What you have to do >>
Copy out all of the material exactly as presented.

Dataset rows about figures:
==*==

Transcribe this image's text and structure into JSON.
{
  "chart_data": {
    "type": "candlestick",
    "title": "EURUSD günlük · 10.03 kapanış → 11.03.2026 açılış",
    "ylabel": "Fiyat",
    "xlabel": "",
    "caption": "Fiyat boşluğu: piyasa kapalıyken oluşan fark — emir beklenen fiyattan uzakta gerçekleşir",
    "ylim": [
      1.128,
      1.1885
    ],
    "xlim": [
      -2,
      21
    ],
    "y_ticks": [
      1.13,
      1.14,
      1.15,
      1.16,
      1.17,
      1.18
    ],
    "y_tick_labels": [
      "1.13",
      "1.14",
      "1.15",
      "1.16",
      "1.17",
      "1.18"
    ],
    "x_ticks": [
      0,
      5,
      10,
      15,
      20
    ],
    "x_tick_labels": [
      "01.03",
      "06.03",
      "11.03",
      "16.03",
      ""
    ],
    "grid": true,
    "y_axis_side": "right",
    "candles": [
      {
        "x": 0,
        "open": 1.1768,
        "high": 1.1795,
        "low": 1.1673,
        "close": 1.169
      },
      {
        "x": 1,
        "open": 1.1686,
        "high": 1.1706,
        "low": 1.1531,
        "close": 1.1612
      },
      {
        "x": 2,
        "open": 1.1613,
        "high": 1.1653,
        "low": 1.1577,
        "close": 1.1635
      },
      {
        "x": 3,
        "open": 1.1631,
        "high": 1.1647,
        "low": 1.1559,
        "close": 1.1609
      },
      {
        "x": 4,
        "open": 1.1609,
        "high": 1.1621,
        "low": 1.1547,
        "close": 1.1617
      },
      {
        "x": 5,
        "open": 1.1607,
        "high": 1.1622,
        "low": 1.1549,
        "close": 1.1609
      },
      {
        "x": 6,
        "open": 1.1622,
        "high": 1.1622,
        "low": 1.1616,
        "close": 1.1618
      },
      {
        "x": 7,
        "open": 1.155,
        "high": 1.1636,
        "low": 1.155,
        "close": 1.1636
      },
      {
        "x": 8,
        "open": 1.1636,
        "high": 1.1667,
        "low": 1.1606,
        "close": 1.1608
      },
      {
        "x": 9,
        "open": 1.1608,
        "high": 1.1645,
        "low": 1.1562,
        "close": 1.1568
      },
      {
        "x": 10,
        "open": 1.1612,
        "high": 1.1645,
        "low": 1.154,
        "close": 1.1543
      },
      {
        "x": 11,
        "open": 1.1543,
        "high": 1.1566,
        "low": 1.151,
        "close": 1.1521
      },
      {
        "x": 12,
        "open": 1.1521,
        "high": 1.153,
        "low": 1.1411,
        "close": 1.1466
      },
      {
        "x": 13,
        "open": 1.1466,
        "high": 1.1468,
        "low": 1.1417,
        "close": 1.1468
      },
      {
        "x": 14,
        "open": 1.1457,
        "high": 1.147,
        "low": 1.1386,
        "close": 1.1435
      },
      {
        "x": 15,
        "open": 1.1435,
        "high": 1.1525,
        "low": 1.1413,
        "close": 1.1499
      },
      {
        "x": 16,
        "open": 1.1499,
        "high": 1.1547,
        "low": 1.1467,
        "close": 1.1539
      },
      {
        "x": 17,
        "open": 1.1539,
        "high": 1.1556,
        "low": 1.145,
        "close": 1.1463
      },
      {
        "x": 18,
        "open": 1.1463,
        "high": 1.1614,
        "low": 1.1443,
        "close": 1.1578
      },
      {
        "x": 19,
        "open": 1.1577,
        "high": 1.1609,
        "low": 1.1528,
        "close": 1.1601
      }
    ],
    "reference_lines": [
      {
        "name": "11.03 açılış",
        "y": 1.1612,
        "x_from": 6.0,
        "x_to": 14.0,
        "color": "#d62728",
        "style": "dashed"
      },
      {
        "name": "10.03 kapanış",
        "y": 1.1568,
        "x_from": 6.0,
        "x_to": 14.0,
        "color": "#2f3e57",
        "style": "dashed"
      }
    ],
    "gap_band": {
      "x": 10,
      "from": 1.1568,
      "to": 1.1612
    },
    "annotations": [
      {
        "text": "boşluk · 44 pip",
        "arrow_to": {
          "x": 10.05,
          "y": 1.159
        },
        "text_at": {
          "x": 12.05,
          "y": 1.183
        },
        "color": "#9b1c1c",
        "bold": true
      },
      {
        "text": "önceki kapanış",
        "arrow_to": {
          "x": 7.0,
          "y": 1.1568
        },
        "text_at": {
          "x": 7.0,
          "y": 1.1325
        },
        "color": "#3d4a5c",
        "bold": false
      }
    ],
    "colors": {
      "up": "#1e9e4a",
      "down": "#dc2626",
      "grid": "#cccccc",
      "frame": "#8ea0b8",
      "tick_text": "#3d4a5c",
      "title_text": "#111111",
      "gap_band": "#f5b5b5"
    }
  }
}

==*==

In response >>
Transcribe this image's text and structure into JSON.
{
  "chart_data": {
    "type": "candlestick",
    "title": "EURUSD günlük · 10.03 kapanış → 11.03.2026 açılış",
    "ylabel": "Fiyat",
    "xlabel": "",
    "caption": "Fiyat boşluğu: piyasa kapalıyken oluşan fark — emir beklenen fiyattan uzakta gerçekleşir",
    "ylim": [
      1.128,
      1.1885
    ],
    "xlim": [
      -2,
      21
    ],
    "y_ticks": [
      1.13,
      1.14,
      1.15,
      1.16,
      1.17,
      1.18
    ],
    "y_tick_labels": [
      "1.13",
      "1.14",
      "1.15",
      "1.16",
      "1.17",
      "1.18"
    ],
    "x_ticks": [
      0,
      5,
      10,
      15,
      20
    ],
    "x_tick_labels": [
      "01.03",
      "06.03",
      "11.03",
      "16.03",
      ""
    ],
    "grid": true,
    "y_axis_side": "right",
    "candles": [
      {
        "x": 0,
        "open": 1.1768,
        "high": 1.1795,
        "low": 1.1673,
        "close": 1.169
      },
      {
        "x": 1,
        "open": 1.1686,
        "high": 1.1706,
        "low": 1.1531,
        "close": 1.1612
      },
      {
        "x": 2,
        "open": 1.1613,
        "high": 1.1653,
        "low": 1.1577,
        "close": 1.1635
      },
      {
        "x": 3,
        "open": 1.1631,
        "high": 1.1647,
        "low": 1.1559,
        "close": 1.1609
      },
      {
        "x": 4,
        "open": 1.1609,
        "high": 1.1621,
        "low": 1.1547,
        "close": 1.1617
      },
      {
        "x": 5,
        "open": 1.1607,
        "high": 1.1622,
        "low": 1.1549,
        "close": 1.1609
      },
      {
        "x": 6,
        "open": 1.1622,
        "high": 1.1622,
        "low": 1.1616,
        "close": 1.1618
      },
      {
        "x": 7,
        "open": 1.155,
        "high": 1.1636,
        "low": 1.155,
        "close": 1.1636
      },
      {
        "x": 8,
        "open": 1.1636,
        "high": 1.1667,
        "low": 1.1606,
        "close": 1.1608
      },
      {
        "x": 9,
        "open": 1.1608,
        "high": 1.1645,
        "low": 1.1562,
        "close": 1.1568
      },
      {
        "x": 10,
        "open": 1.1612,
        "high": 1.1645,
        "low": 1.154,
        "close": 1.1543
      },
      {
        "x": 11,
        "open": 1.1543,
        "high": 1.1566,
        "low": 1.151,
        "close": 1.1521
      },
      {
        "x": 12,
        "open": 1.1521,
        "high": 1.153,
        "low": 1.1411,
        "close": 1.1466
      },
      {
        "x": 13,
        "open": 1.1466,
        "high": 1.1468,
        "low": 1.1417,
        "close": 1.1468
      },
      {
        "x": 14,
        "open": 1.1457,
        "high": 1.147,
        "low": 1.1386,
        "close": 1.1435
      },
      {
        "x": 15,
        "open": 1.1435,
        "high": 1.1525,
        "low": 1.1413,
        "close": 1.1499
      },
      {
        "x": 16,
        "open": 1.1499,
        "high": 1.1547,
        "low": 1.1467,
        "close": 1.1539
      },
      {
        "x": 17,
        "open": 1.1539,
        "high": 1.1556,
        "low": 1.145,
        "close": 1.1463
      },
      {
        "x": 18,
        "open": 1.1463,
        "high": 1.1614,
        "low": 1.1443,
        "close": 1.1578
      },
      {
        "x": 19,
        "open": 1.1577,
        "high": 1.1609,
        "low": 1.1528,
        "close": 1.1601
      }
    ],
    "reference_lines": [
      {
        "name": "11.03 açılış",
        "y": 1.1612,
        "x_from": 6.0,
        "x_to": 14.0,
        "color": "#d62728",
        "style": "dashed"
      },
      {
        "name": "10.03 kapanış",
        "y": 1.1568,
        "x_from": 6.0,
        "x_to": 14.0,
        "color": "#2f3e57",
        "style": "dashed"
      }
    ],
    "gap_band": {
      "x": 10,
      "from": 1.1568,
      "to": 1.1612
    },
    "annotations": [
      {
        "text": "boşluk · 44 pip",
        "arrow_to": {
          "x": 10.05,
          "y": 1.159
        },
        "text_at": {
          "x": 12.05,
          "y": 1.183
        },
        "color": "#9b1c1c",
        "bold": true
      },
      {
        "text": "önceki kapanış",
        "arrow_to": {
          "x": 7.0,
          "y": 1.1568
        },
        "text_at": {
          "x": 7.0,
          "y": 1.1325
        },
        "color": "#3d4a5c",
        "bold": false
      }
    ],
    "colors": {
      "up": "#1e9e4a",
      "down": "#dc2626",
      "grid": "#cccccc",
      "frame": "#8ea0b8",
      "tick_text": "#3d4a5c",
      "title_text": "#111111",
      "gap_band": "#f5b5b5"
    }
  }
}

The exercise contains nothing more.